* Görevler *
1 - Verilen metinden "İstanbul … Ağır Ceza Mahkemesince" ifadesinden başlayıp "tespit edildiği bildirilmiştir." ifadesi de dahil olmak üzere ilgili bölümü aynen yeniden yazın.
2 - Verilen metne göre, bilirkişi raporunda dava konusu banka talimatlarıyla ilgili kaç adet işlemin rutin işlem olduğu belirtilmiştir?

* Verilen Metin *
İstanbul … Ağır Ceza Mahkemesinin …Esas sayılı , … Karar sayılı dosyası getirtilmiş yapılan incelemesinde; davacı şirket ortağı …’in hizmet nedeniyle görevi kötüye kullanma ve özel belgede sahtecilik suçlarından cezalandırılması istemi ile kamu davası açıldığı, diğer şirket ortağı müşteki …’in para transferinin yapıldığı … şirketinde sanık … ile ortak oldukları, yaptırılan bilirkişi incelemesi sonucu alınan rapora göre dava konusu banka talimatları ile yapılmış olan işlemlerin rutin işlemler olduğu ve müşteki ve sanığın ortak olduğu … şirketine bu paraların aktarıldığı, bu sebeple bir zararın doğmadığı, sanığın yüklenen suçları işlediğine dair mahkumiyetine yeterli somut kesin bir delil bulunmadığı gerekçesiyle beraat kararı verildiği görülmüştür.
İstanbul … Ağır Ceza Mahkemesince yaptırılan inceleme bilirkişi incelemesi sonucunda ibraz edilen raporda; …Şti’nin … ve… tarafından kurulduğu, bu kişilerin bu şirkette ortak olduğu, dava konusu banka talimatları ile ilgili yapılmış olan 155 adet işlemin rutin işlem olduğu, … ile …’in ortağı ve yetkili temsilcisi oldukları …şirketine yapıldığı, bu nedenle bir zararın doğmadığı, …’in bu işlemlerden kaynaklanan kendisine mal edilen meblağın bulunmadığı, … tarafından tek imza ile imzalanan talimat ile 670.000 USD nin müşteki …’in şahsi hesabına virman yapıldığı, bu miktarın şirket kayıtlarına geri dönüşüne rastlanmadığının tespit edildiği bildirilmiştir.

* Verilen Satırlar *
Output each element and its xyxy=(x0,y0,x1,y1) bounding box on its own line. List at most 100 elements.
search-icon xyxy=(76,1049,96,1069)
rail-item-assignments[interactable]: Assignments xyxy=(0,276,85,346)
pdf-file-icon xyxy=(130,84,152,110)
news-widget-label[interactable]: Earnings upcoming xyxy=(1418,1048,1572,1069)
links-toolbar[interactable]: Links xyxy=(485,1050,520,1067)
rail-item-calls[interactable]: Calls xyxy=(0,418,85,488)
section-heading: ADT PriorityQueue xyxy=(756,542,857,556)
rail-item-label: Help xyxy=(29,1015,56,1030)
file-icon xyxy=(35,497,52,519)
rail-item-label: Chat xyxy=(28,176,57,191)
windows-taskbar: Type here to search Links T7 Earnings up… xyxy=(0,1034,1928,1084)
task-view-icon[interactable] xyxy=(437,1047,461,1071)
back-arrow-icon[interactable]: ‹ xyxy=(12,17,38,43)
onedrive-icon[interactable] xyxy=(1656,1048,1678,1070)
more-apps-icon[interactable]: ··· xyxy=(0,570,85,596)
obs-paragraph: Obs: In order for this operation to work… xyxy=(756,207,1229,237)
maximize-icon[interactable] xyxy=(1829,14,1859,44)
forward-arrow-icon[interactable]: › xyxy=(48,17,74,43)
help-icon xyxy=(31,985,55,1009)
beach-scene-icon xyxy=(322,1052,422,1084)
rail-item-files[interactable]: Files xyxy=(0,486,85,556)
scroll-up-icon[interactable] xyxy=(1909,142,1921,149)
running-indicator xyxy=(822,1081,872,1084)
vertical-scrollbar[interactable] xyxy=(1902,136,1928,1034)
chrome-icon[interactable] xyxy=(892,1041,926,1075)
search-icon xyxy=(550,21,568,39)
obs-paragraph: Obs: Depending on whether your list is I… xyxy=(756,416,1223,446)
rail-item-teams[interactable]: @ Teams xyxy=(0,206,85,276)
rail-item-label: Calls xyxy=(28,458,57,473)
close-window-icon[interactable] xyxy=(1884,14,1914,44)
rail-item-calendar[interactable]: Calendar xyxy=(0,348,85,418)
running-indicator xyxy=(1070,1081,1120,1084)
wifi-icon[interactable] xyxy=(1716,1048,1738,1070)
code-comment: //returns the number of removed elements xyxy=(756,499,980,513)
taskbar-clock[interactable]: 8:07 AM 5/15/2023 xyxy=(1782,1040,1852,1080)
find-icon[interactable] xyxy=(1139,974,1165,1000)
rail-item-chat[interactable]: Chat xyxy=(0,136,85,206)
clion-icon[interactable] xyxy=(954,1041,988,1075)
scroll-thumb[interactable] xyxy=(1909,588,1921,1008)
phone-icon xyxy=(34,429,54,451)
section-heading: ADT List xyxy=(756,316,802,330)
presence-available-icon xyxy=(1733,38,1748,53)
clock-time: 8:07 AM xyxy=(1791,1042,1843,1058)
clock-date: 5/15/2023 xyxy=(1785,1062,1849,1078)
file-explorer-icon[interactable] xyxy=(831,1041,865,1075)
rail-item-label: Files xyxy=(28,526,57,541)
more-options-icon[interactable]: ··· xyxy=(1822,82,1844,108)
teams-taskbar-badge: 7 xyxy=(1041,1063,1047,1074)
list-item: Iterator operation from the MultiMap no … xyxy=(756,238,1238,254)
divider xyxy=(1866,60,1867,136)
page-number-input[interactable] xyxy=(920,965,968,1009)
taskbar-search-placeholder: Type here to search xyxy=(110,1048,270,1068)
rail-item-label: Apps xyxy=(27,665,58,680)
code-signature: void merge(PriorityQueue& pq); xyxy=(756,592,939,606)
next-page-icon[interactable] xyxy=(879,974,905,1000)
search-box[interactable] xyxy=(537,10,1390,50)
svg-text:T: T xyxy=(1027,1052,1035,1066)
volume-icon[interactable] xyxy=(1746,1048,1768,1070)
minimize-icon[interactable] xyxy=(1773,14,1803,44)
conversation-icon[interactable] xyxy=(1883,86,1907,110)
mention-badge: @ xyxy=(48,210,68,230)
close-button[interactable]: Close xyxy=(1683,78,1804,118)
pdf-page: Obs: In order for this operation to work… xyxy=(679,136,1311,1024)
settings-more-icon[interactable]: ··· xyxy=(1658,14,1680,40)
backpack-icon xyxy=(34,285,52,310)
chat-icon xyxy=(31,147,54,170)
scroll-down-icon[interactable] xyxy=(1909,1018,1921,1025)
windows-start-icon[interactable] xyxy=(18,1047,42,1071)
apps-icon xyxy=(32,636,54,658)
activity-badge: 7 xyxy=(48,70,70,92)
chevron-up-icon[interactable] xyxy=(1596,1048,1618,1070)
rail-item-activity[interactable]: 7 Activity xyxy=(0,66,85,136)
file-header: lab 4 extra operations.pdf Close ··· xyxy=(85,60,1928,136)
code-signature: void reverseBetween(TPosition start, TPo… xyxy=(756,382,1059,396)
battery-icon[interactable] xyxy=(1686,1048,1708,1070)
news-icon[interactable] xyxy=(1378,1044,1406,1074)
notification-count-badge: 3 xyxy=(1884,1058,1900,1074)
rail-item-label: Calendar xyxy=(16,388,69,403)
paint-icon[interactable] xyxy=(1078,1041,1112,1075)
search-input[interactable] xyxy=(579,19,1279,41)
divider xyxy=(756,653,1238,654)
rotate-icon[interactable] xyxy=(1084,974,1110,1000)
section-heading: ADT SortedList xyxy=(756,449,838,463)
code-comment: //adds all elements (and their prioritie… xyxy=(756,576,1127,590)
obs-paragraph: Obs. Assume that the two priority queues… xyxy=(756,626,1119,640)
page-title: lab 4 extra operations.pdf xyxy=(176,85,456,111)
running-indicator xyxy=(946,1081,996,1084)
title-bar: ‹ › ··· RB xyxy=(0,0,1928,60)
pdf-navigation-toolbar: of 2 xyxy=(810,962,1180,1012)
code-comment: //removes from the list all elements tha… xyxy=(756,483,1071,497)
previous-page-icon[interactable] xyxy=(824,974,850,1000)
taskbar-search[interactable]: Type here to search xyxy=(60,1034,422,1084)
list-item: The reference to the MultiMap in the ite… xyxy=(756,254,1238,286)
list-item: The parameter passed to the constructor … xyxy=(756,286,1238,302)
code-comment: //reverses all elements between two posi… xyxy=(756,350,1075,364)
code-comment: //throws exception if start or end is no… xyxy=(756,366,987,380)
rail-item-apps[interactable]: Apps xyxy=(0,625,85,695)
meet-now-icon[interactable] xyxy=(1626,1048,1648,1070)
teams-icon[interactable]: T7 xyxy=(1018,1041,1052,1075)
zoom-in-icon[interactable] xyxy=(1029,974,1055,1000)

* Çözümler *
1 -
İstanbul … Ağır Ceza Mahkemesince yaptırılan inceleme bilirkişi incelemesi sonucunda ibraz edilen raporda; …Şti’nin … ve… tarafından kurulduğu, bu kişilerin bu şirkette ortak olduğu, dava konusu banka talimatları ile ilgili yapılmış olan 155 adet işlemin rutin işlem olduğu, … ile …’in ortağı ve yetkili temsilcisi oldukları …şirketine yapıldığı, bu nedenle bir zararın doğmadığı, …’in bu işlemlerden kaynaklanan kendisine mal edilen meblağın bulunmadığı, … tarafından tek imza ile imzalanan talimat ile 670.000 USD nin müşteki …’in şahsi hesabına virman yapıldığı, bu miktarın şirket kayıtlarına geri dönüşüne rastlanmadığının tespit edildiği bildirilmiştir.

2 - 155 adet.